* [What to produce]: Omit all pictures. Copy the rest of the material exactly.

* [Records for this exercise]:

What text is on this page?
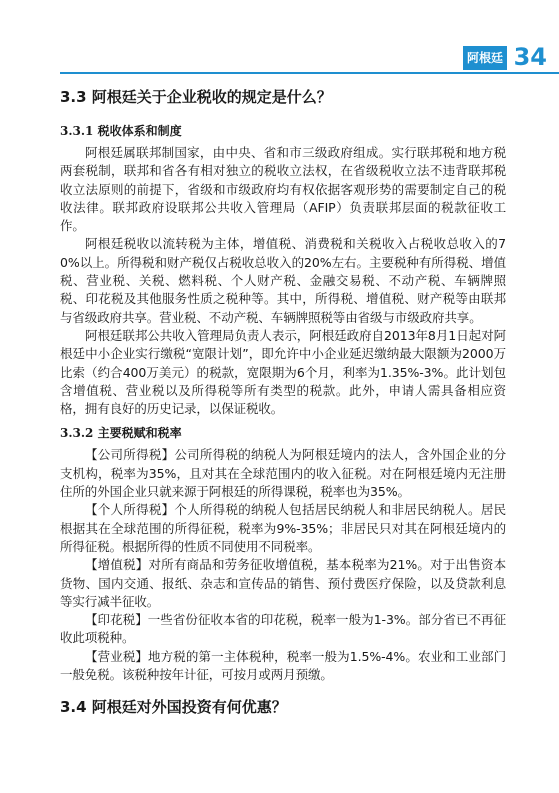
阿根廷 34
3.3 阿根廷关于企业税收的规定是什么？
3.3.1 税收体系和制度

阿根廷属联邦制国家，由中央、省和市三级政府组成。实行联邦税和地方税两套税制，联邦和省各有相对独立的税收立法权，在省级税收立法不违背联邦税收立法原则的前提下，省级和市级政府均有权依据客观形势的需要制定自己的税收法律。联邦政府设联邦公共收入管理局（AFIP）负责联邦层面的税款征收工作。

阿根廷税收以流转税为主体，增值税、消费税和关税收入占税收总收入的70%以上。所得税和财产税仅占税收总收入的20%左右。主要税种有所得税、增值税、营业税、关税、燃料税、个人财产税、金融交易税、不动产税、车辆牌照税、印花税及其他服务性质之税种等。其中，所得税、增值税、财产税等由联邦与省级政府共享。营业税、不动产税、车辆牌照税等由省级与市级政府共享。

阿根廷联邦公共收入管理局负责人表示，阿根廷政府自2013年8月1日起对阿根廷中小企业实行缴税“宽限计划”，即允许中小企业延迟缴纳最大限额为2000万比索（约合400万美元）的税款，宽限期为6个月，利率为1.35%-3%。此计划包含增值税、营业税以及所得税等所有类型的税款。此外，申请人需具备相应资格，拥有良好的历史记录，以保证税收。

3.3.2 主要税赋和税率

【公司所得税】公司所得税的纳税人为阿根廷境内的法人，含外国企业的分支机构，税率为35%，且对其在全球范围内的收入征税。对在阿根廷境内无注册住所的外国企业只就来源于阿根廷的所得课税，税率也为35%。

【个人所得税】个人所得税的纳税人包括居民纳税人和非居民纳税人。居民根据其在全球范围的所得征税，税率为9%-35%；非居民只对其在阿根廷境内的所得征税。根据所得的性质不同使用不同税率。

【增值税】对所有商品和劳务征收增值税，基本税率为21%。对于出售资本货物、国内交通、报纸、杂志和宣传品的销售、预付费医疗保险，以及贷款利息等实行减半征收。

【印花税】一些省份征收本省的印花税，税率一般为1-3%。部分省已不再征收此项税种。

【营业税】地方税的第一主体税种，税率一般为1.5%-4%。农业和工业部门一般免税。该税种按年计征，可按月或两月预缴。

3.4 阿根廷对外国投资有何优惠？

* [Finished task]:
What text is on this page?
阿根廷 34
3.3 阿根廷关于企业税收的规定是什么？
3.3.1 税收体系和制度

阿根廷属联邦制国家，由中央、省和市三级政府组成。实行联邦税和地方税两套税制，联邦和省各有相对独立的税收立法权，在省级税收立法不违背联邦税收立法原则的前提下，省级和市级政府均有权依据客观形势的需要制定自己的税收法律。联邦政府设联邦公共收入管理局（AFIP）负责联邦层面的税款征收工作。

阿根廷税收以流转税为主体，增值税、消费税和关税收入占税收总收入的70%以上。所得税和财产税仅占税收总收入的20%左右。主要税种有所得税、增值税、营业税、关税、燃料税、个人财产税、金融交易税、不动产税、车辆牌照税、印花税及其他服务性质之税种等。其中，所得税、增值税、财产税等由联邦与省级政府共享。营业税、不动产税、车辆牌照税等由省级与市级政府共享。

阿根廷联邦公共收入管理局负责人表示，阿根廷政府自2013年8月1日起对阿根廷中小企业实行缴税“宽限计划”，即允许中小企业延迟缴纳最大限额为2000万比索（约合400万美元）的税款，宽限期为6个月，利率为1.35%-3%。此计划包含增值税、营业税以及所得税等所有类型的税款。此外，申请人需具备相应资格，拥有良好的历史记录，以保证税收。

3.3.2 主要税赋和税率

【公司所得税】公司所得税的纳税人为阿根廷境内的法人，含外国企业的分支机构，税率为35%，且对其在全球范围内的收入征税。对在阿根廷境内无注册住所的外国企业只就来源于阿根廷的所得课税，税率也为35%。

【个人所得税】个人所得税的纳税人包括居民纳税人和非居民纳税人。居民根据其在全球范围的所得征税，税率为9%-35%；非居民只对其在阿根廷境内的所得征税。根据所得的性质不同使用不同税率。

【增值税】对所有商品和劳务征收增值税，基本税率为21%。对于出售资本货物、国内交通、报纸、杂志和宣传品的销售、预付费医疗保险，以及贷款利息等实行减半征收。

【印花税】一些省份征收本省的印花税，税率一般为1-3%。部分省已不再征收此项税种。

【营业税】地方税的第一主体税种，税率一般为1.5%-4%。农业和工业部门一般免税。该税种按年计征，可按月或两月预缴。

3.4 阿根廷对外国投资有何优惠？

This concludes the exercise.